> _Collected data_
★ ★ ★ ★ ★

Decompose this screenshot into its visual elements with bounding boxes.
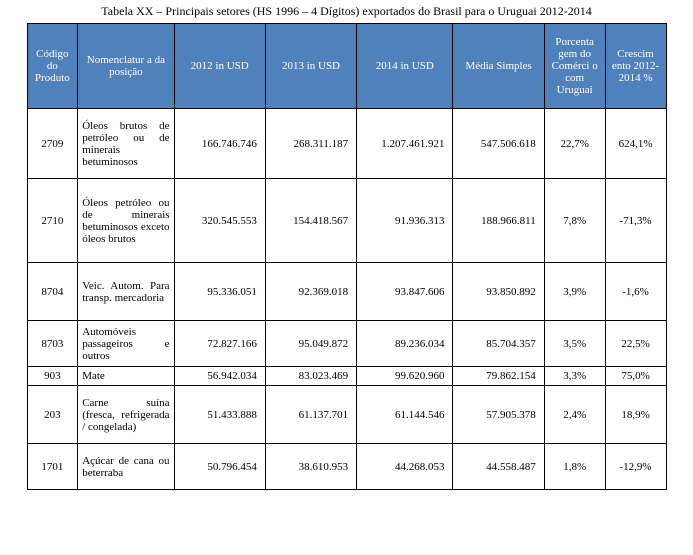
- cell-nome: Óleos brutos de petróleo ou de minerais …: [78, 109, 174, 179]
- cell-media: 547.506.618: [453, 109, 544, 179]
- cell-2013: 92.369.018: [265, 263, 356, 321]
- th-2013: 2013 in USD: [265, 24, 356, 109]
- cell-nome: Automóveis passageiros e outros: [78, 321, 174, 367]
- th-pct: Porcenta gem do Comérci o com Uruguai: [544, 24, 605, 109]
- cell-pct: 3,9%: [544, 263, 605, 321]
- cell-nome: Carne suína (fresca, refrigerada / conge…: [78, 386, 174, 444]
- cell-cresc: 22,5%: [605, 321, 666, 367]
- cell-2014: 89.236.034: [357, 321, 453, 367]
- exports-table: Código do Produto Nomenclatur a da posiç…: [27, 23, 667, 490]
- th-2014: 2014 in USD: [357, 24, 453, 109]
- cell-2012: 320.545.553: [174, 179, 265, 263]
- cell-cresc: -12,9%: [605, 444, 666, 490]
- cell-codigo: 2710: [27, 179, 78, 263]
- cell-nome: Veic. Autom. Para transp. mercadoria: [78, 263, 174, 321]
- table-body: 2709Óleos brutos de petróleo ou de miner…: [27, 109, 666, 490]
- table-row: 8703Automóveis passageiros e outros72.82…: [27, 321, 666, 367]
- cell-pct: 2,4%: [544, 386, 605, 444]
- cell-2014: 93.847.606: [357, 263, 453, 321]
- cell-cresc: 75,0%: [605, 367, 666, 386]
- cell-media: 188.966.811: [453, 179, 544, 263]
- th-nomenclatura: Nomenclatur a da posição: [78, 24, 174, 109]
- cell-2013: 83.023.469: [265, 367, 356, 386]
- cell-2012: 50.796.454: [174, 444, 265, 490]
- cell-codigo: 903: [27, 367, 78, 386]
- cell-pct: 22,7%: [544, 109, 605, 179]
- cell-media: 44.558.487: [453, 444, 544, 490]
- cell-cresc: -1,6%: [605, 263, 666, 321]
- th-2012: 2012 in USD: [174, 24, 265, 109]
- cell-nome: Açúcar de cana ou beterraba: [78, 444, 174, 490]
- cell-2013: 268.311.187: [265, 109, 356, 179]
- table-row: 2709Óleos brutos de petróleo ou de miner…: [27, 109, 666, 179]
- cell-2012: 166.746.746: [174, 109, 265, 179]
- cell-2014: 99.620.960: [357, 367, 453, 386]
- table-row: 903Mate56.942.03483.023.46999.620.96079.…: [27, 367, 666, 386]
- cell-cresc: 624,1%: [605, 109, 666, 179]
- cell-codigo: 8703: [27, 321, 78, 367]
- cell-codigo: 8704: [27, 263, 78, 321]
- cell-2014: 61.144.546: [357, 386, 453, 444]
- cell-2013: 61.137.701: [265, 386, 356, 444]
- cell-media: 57.905.378: [453, 386, 544, 444]
- cell-codigo: 203: [27, 386, 78, 444]
- th-cresc: Crescim ento 2012-2014 %: [605, 24, 666, 109]
- th-codigo: Código do Produto: [27, 24, 78, 109]
- table-row: 8704Veic. Autom. Para transp. mercadoria…: [27, 263, 666, 321]
- table-row: 203Carne suína (fresca, refrigerada / co…: [27, 386, 666, 444]
- cell-pct: 1,8%: [544, 444, 605, 490]
- cell-codigo: 2709: [27, 109, 78, 179]
- cell-pct: 7,8%: [544, 179, 605, 263]
- th-media: Média Simples: [453, 24, 544, 109]
- cell-2014: 44.268.053: [357, 444, 453, 490]
- table-row: 2710Óleos petróleo ou de minerais betumi…: [27, 179, 666, 263]
- table-row: 1701Açúcar de cana ou beterraba50.796.45…: [27, 444, 666, 490]
- cell-media: 85.704.357: [453, 321, 544, 367]
- cell-2012: 56.942.034: [174, 367, 265, 386]
- cell-2014: 91.936.313: [357, 179, 453, 263]
- cell-codigo: 1701: [27, 444, 78, 490]
- cell-cresc: 18,9%: [605, 386, 666, 444]
- cell-pct: 3,3%: [544, 367, 605, 386]
- cell-2013: 154.418.567: [265, 179, 356, 263]
- cell-2014: 1.207.461.921: [357, 109, 453, 179]
- cell-cresc: -71,3%: [605, 179, 666, 263]
- cell-media: 79.862.154: [453, 367, 544, 386]
- table-caption: Tabela XX – Principais setores (HS 1996 …: [0, 4, 693, 19]
- cell-nome: Óleos petróleo ou de minerais betuminoso…: [78, 179, 174, 263]
- cell-2012: 72.827.166: [174, 321, 265, 367]
- cell-2013: 95.049.872: [265, 321, 356, 367]
- cell-nome: Mate: [78, 367, 174, 386]
- cell-media: 93.850.892: [453, 263, 544, 321]
- cell-2013: 38.610.953: [265, 444, 356, 490]
- cell-pct: 3,5%: [544, 321, 605, 367]
- cell-2012: 95.336.051: [174, 263, 265, 321]
- table-header-row: Código do Produto Nomenclatur a da posiç…: [27, 24, 666, 109]
- cell-2012: 51.433.888: [174, 386, 265, 444]
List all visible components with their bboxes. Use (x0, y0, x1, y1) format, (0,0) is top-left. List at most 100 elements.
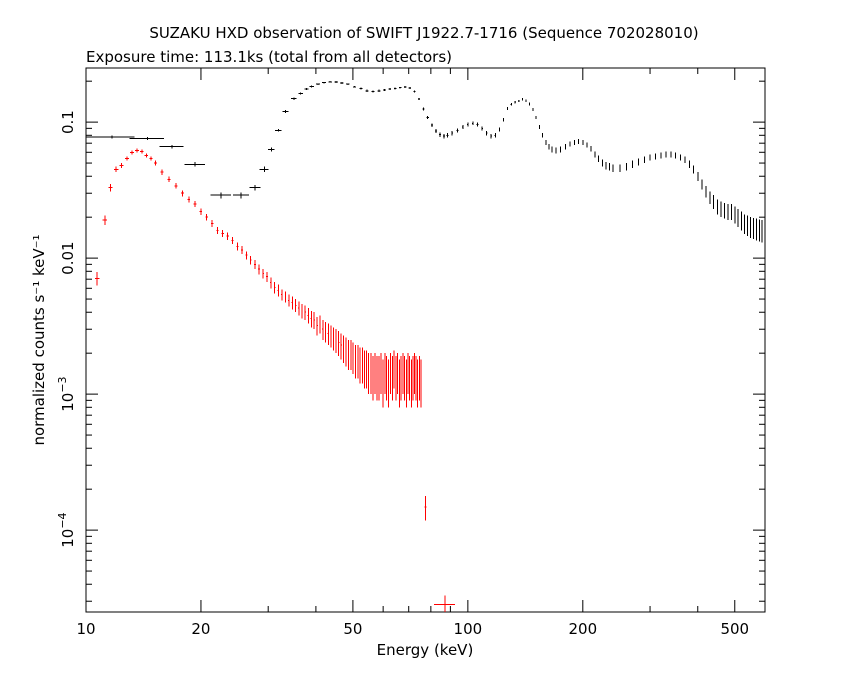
data-point (346, 83, 350, 86)
data-point (210, 192, 232, 199)
data-point (340, 333, 342, 360)
data-point (268, 147, 275, 152)
data-point (236, 242, 239, 251)
series-2 (94, 148, 455, 612)
data-point (233, 192, 249, 199)
data-point (328, 80, 333, 83)
data-point (502, 118, 505, 122)
data-point (601, 159, 603, 167)
data-point (216, 226, 219, 235)
data-point (129, 136, 164, 140)
data-point (345, 337, 347, 367)
data-point (386, 356, 388, 401)
data-point (352, 342, 354, 375)
data-point (409, 356, 411, 401)
data-point (211, 220, 214, 227)
data-series (86, 80, 763, 612)
svg-text:10−4: 10−4 (56, 512, 77, 547)
data-point (398, 86, 402, 89)
data-point (174, 183, 178, 189)
data-point (481, 126, 483, 131)
data-point (564, 144, 566, 150)
data-point (560, 146, 562, 153)
data-point (258, 264, 260, 275)
data-point (590, 145, 592, 152)
data-point (140, 149, 144, 154)
data-point (506, 107, 509, 110)
data-point (135, 148, 139, 153)
data-point (625, 163, 627, 171)
data-point (266, 272, 268, 282)
data-point (355, 344, 357, 379)
data-point (114, 166, 119, 172)
data-point (304, 88, 309, 91)
data-point (184, 161, 206, 167)
data-point (525, 99, 527, 102)
data-point (388, 359, 390, 408)
chart-title: SUZAKU HXD observation of SWIFT J1922.7-… (149, 24, 698, 42)
data-point (378, 356, 380, 401)
data-point (108, 184, 113, 192)
data-point (357, 344, 359, 379)
data-point (578, 139, 580, 145)
y-tick-label: 0.1 (59, 110, 77, 134)
x-tick-label: 50 (343, 620, 362, 638)
data-point (368, 353, 370, 395)
data-point (433, 595, 455, 612)
data-point (181, 190, 184, 197)
data-point (231, 236, 234, 245)
data-point (205, 214, 208, 221)
data-point (384, 353, 386, 395)
data-point (350, 340, 352, 371)
data-point (294, 299, 297, 313)
data-point (510, 103, 513, 106)
data-point (446, 133, 449, 138)
data-point (124, 156, 129, 161)
data-point (414, 353, 416, 395)
data-point (542, 133, 544, 138)
data-point (638, 158, 640, 166)
x-tick-label: 500 (720, 620, 749, 638)
data-point (619, 164, 621, 172)
data-point (275, 129, 282, 132)
data-point (273, 281, 276, 294)
data-point (605, 161, 607, 170)
data-point (130, 150, 134, 155)
x-tick-label: 20 (191, 620, 210, 638)
chart-subtitle: Exposure time: 113.1ks (total from all d… (86, 48, 452, 66)
data-point (594, 151, 596, 158)
data-point (315, 83, 320, 86)
data-point (535, 115, 537, 120)
data-point (340, 82, 344, 84)
data-point (338, 331, 340, 357)
data-point (333, 327, 335, 351)
data-point (402, 353, 404, 395)
data-point (654, 153, 656, 160)
data-point (408, 87, 412, 90)
data-point (609, 163, 611, 171)
data-point (403, 86, 407, 89)
data-point (359, 87, 363, 90)
data-point (643, 156, 645, 164)
data-point (395, 356, 397, 401)
data-point (249, 255, 252, 265)
data-point (461, 125, 464, 130)
data-point (398, 359, 400, 408)
data-point (288, 294, 290, 307)
data-point (420, 359, 422, 408)
data-point (417, 97, 421, 101)
data-point (569, 141, 571, 147)
data-point (334, 81, 338, 83)
data-point (380, 353, 382, 395)
data-point (528, 102, 531, 106)
data-point (660, 152, 662, 159)
data-point (476, 122, 479, 127)
data-point (270, 277, 272, 289)
data-point (281, 289, 283, 301)
data-point (393, 87, 397, 90)
plot-frame (85, 67, 766, 613)
data-point (388, 88, 392, 91)
data-point (291, 296, 294, 310)
data-point (410, 359, 412, 408)
data-point (471, 121, 474, 126)
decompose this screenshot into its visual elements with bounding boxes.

★ ★ ★ ★ ★

> _WRITTEN EXERCISE_
Copy the lines above word for word, starting at the line that contains "data-point (346, 83, 350, 86)" and ending at the line that contains "x-tick-label: 50 (343, 620, 362, 638)", both included.

> _TASK ANSWER_
data-point (346, 83, 350, 86)
data-point (210, 192, 232, 199)
data-point (340, 333, 342, 360)
data-point (268, 147, 275, 152)
data-point (236, 242, 239, 251)
series-2 (94, 148, 455, 612)
data-point (233, 192, 249, 199)
data-point (328, 80, 333, 83)
data-point (502, 118, 505, 122)
data-point (601, 159, 603, 167)
data-point (216, 226, 219, 235)
data-point (129, 136, 164, 140)
data-point (345, 337, 347, 367)
data-point (386, 356, 388, 401)
data-point (352, 342, 354, 375)
data-point (409, 356, 411, 401)
data-point (211, 220, 214, 227)
data-series (86, 80, 763, 612)
svg-text:10−4: 10−4 (56, 512, 77, 547)
data-point (398, 86, 402, 89)
data-point (174, 183, 178, 189)
data-point (481, 126, 483, 131)
data-point (564, 144, 566, 150)
data-point (560, 146, 562, 153)
data-point (258, 264, 260, 275)
data-point (590, 145, 592, 152)
data-point (140, 149, 144, 154)
data-point (506, 107, 509, 110)
data-point (135, 148, 139, 153)
data-point (625, 163, 627, 171)
data-point (266, 272, 268, 282)
data-point (355, 344, 357, 379)
data-point (114, 166, 119, 172)
data-point (304, 88, 309, 91)
data-point (184, 161, 206, 167)
data-point (525, 99, 527, 102)
data-point (388, 359, 390, 408)
chart-title: SUZAKU HXD observation of SWIFT J1922.7-… (149, 24, 698, 42)
data-point (378, 356, 380, 401)
data-point (108, 184, 113, 192)
data-point (357, 344, 359, 379)
data-point (578, 139, 580, 145)
y-tick-label: 0.1 (59, 110, 77, 134)
x-tick-label: 50 (343, 620, 362, 638)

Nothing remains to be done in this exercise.